● Goal
From the entries below, list each line with "lăuda".
====== Exercise input
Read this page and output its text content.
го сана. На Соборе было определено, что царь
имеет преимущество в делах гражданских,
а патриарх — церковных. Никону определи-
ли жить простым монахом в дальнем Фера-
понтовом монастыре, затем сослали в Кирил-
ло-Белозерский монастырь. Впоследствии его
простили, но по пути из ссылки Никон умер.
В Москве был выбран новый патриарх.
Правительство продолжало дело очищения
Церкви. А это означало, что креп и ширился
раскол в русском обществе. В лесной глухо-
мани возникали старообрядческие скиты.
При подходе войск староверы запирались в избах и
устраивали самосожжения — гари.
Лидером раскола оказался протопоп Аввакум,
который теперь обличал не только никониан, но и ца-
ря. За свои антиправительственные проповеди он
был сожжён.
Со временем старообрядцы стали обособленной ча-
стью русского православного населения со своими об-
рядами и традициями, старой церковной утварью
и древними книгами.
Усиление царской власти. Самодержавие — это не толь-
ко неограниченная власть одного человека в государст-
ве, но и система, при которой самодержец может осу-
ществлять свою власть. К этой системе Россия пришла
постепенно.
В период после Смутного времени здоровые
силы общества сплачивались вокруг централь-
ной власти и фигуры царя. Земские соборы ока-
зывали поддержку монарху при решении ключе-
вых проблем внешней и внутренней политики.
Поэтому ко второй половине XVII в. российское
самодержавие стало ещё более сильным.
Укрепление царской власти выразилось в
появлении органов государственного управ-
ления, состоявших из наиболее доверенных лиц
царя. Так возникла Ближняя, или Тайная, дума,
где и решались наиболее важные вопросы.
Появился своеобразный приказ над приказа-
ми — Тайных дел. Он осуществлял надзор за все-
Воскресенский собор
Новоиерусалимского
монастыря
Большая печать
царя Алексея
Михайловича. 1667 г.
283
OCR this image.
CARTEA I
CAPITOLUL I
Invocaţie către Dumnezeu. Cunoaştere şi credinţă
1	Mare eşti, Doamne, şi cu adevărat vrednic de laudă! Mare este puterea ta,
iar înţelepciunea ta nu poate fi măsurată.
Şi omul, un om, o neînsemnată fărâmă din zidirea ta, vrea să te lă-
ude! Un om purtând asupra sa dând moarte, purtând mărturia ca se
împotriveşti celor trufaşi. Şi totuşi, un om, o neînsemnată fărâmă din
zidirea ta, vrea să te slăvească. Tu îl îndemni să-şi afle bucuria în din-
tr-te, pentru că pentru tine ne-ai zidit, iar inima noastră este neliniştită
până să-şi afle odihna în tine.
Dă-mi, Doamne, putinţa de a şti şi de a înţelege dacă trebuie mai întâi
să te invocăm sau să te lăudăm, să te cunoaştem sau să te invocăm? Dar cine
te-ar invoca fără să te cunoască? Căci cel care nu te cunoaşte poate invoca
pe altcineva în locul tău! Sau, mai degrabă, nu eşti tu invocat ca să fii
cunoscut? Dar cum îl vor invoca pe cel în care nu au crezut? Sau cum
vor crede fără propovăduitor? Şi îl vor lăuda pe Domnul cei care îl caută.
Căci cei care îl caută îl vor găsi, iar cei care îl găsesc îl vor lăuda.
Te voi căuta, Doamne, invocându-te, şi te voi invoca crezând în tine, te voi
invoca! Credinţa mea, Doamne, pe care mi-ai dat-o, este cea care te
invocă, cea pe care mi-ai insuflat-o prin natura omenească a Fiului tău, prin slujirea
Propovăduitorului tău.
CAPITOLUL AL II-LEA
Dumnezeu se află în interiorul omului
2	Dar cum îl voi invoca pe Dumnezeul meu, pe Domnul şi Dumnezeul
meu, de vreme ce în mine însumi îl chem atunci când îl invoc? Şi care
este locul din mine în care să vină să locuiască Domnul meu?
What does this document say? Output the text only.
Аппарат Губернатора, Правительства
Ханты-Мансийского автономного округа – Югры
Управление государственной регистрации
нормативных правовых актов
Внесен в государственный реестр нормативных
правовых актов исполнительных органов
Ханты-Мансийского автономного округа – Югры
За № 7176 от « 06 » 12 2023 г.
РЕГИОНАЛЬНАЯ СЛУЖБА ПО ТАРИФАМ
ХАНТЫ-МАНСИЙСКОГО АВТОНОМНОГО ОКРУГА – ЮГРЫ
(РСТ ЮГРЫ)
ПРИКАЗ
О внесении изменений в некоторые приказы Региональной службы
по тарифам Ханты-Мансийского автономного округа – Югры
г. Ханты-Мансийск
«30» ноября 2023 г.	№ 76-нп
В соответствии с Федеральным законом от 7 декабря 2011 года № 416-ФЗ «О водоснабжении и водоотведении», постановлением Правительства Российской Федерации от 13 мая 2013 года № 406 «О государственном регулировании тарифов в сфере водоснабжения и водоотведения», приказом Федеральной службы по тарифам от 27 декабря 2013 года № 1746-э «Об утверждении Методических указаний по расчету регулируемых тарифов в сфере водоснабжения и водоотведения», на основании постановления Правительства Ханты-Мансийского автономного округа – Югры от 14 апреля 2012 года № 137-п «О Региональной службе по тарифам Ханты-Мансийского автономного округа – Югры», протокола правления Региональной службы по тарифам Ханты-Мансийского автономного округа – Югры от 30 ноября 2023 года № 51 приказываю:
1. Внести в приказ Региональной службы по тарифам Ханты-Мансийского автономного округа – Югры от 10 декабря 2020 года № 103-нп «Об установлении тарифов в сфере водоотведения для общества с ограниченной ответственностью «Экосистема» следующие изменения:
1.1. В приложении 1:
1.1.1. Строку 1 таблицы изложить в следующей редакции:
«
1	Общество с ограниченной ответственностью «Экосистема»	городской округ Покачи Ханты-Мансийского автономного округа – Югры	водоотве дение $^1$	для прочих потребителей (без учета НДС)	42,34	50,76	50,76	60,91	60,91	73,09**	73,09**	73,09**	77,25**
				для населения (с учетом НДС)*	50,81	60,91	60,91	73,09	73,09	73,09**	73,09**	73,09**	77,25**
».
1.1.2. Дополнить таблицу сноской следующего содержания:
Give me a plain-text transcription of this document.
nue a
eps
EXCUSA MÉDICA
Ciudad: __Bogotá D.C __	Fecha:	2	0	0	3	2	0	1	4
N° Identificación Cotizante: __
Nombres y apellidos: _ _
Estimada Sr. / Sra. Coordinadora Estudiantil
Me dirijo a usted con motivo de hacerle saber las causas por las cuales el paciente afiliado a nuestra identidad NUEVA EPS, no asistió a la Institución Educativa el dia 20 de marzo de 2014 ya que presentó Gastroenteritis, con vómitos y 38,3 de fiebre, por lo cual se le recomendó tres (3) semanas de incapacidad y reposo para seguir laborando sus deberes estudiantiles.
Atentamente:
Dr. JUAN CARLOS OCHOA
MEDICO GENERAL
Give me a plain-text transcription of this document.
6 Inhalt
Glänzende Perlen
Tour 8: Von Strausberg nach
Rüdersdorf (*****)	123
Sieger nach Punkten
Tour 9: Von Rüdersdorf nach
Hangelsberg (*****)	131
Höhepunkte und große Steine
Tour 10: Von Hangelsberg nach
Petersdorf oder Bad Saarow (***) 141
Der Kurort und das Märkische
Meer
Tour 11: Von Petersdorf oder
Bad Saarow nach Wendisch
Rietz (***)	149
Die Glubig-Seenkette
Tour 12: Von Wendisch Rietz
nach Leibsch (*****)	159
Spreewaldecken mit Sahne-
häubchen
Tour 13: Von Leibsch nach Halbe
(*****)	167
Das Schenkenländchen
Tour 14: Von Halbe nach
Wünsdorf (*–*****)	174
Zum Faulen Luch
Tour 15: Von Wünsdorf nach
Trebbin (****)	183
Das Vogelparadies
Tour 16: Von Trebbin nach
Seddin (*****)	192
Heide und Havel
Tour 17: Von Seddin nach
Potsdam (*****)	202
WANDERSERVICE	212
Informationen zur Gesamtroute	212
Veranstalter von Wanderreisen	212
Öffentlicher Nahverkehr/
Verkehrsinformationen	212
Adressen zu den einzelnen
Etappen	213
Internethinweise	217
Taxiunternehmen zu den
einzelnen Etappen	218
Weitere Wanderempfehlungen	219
============
● Solution for this task
vor crede fără propovăduitor? Şi îl vor lăuda pe Domnul cei care îl caută.
Căci cei care îl caută îl vor găsi, iar cei care îl găsesc îl vor lăuda.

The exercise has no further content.